Provided data:
#####
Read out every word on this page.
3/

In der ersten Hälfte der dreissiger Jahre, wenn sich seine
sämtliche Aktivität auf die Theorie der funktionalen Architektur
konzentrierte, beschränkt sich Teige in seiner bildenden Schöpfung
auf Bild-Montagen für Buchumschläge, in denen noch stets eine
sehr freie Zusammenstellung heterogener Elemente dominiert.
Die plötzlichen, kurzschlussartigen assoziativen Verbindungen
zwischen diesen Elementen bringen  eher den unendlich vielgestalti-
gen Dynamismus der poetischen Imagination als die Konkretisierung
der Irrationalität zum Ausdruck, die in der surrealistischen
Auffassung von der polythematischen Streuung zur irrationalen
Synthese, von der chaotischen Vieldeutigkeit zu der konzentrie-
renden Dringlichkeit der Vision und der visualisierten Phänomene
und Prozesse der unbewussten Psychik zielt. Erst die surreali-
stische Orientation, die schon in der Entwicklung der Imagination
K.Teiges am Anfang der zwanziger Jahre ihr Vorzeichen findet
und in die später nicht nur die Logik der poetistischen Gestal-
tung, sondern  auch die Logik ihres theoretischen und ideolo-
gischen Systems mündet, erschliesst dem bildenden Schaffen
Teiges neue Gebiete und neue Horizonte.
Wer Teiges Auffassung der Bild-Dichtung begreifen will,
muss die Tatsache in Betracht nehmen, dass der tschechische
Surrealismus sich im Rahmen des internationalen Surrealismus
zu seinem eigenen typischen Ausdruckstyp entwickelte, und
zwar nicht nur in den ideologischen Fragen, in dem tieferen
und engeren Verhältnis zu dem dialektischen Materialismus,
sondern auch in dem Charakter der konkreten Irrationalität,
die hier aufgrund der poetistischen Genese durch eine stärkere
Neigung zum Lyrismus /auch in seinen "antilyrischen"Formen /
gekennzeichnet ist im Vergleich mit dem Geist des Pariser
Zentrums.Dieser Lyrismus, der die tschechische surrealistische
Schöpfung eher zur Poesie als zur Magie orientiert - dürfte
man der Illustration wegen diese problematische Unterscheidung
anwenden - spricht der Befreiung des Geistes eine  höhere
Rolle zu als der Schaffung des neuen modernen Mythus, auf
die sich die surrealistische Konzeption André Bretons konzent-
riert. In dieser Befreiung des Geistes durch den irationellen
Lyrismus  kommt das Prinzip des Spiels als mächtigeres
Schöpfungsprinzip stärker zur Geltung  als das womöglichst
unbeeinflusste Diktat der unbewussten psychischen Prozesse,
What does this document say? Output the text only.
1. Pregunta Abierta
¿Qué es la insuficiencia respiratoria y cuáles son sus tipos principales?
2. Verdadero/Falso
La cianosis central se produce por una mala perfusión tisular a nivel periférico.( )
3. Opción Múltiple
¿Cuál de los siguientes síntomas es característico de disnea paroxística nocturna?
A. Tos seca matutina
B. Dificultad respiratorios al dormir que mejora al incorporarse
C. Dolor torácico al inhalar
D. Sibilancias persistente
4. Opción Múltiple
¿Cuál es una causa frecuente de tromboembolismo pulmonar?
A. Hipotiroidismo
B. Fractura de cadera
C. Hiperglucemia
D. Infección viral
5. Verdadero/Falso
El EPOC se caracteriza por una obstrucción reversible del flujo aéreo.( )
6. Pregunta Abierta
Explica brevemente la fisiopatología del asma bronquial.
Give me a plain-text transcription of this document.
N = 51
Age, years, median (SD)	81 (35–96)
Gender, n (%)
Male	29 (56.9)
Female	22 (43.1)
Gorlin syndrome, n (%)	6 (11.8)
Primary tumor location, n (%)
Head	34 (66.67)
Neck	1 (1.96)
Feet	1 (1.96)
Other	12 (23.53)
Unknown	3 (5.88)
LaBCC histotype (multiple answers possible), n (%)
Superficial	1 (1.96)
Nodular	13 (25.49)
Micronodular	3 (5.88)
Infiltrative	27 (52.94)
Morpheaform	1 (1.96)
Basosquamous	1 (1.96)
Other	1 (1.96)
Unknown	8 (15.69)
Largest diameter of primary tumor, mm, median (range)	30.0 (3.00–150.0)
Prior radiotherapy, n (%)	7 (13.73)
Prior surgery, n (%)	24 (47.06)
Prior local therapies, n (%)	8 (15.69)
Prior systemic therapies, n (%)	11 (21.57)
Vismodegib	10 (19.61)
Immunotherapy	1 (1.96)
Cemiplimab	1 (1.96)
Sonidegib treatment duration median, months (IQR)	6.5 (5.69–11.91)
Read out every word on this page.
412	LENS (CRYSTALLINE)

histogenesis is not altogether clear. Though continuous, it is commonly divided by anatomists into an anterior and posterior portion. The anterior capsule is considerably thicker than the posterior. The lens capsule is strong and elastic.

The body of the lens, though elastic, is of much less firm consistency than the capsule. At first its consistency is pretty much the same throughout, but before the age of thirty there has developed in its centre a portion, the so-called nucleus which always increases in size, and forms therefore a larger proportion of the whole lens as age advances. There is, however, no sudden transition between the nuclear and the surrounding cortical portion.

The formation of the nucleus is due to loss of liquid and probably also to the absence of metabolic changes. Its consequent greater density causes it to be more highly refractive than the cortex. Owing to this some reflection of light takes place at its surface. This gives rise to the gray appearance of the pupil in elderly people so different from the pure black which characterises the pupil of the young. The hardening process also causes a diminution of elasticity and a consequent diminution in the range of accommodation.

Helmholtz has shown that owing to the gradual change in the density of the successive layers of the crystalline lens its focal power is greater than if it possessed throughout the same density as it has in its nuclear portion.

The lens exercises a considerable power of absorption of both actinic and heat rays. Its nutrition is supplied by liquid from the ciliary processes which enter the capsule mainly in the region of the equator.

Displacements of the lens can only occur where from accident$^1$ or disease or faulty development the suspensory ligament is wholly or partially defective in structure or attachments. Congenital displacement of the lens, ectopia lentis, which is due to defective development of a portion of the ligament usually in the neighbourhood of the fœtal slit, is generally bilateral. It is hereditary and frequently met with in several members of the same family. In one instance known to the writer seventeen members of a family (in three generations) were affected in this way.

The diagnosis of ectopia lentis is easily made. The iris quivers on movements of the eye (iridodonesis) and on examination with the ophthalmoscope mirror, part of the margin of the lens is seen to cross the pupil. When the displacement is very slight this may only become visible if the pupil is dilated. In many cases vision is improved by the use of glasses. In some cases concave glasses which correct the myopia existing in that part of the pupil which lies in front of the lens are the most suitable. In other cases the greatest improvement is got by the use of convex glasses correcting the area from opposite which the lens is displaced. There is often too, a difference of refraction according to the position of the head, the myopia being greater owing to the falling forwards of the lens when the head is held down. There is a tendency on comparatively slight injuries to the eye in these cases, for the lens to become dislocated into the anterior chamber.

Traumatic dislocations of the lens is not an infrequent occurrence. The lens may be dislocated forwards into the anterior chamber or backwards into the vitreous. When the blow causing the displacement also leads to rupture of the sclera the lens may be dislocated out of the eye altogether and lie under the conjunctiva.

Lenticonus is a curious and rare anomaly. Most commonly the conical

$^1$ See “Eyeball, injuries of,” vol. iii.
#####
What is required: In the records above, tally the lines where the word "Logik" appears, and give the number and nothing else.

Written answer: 2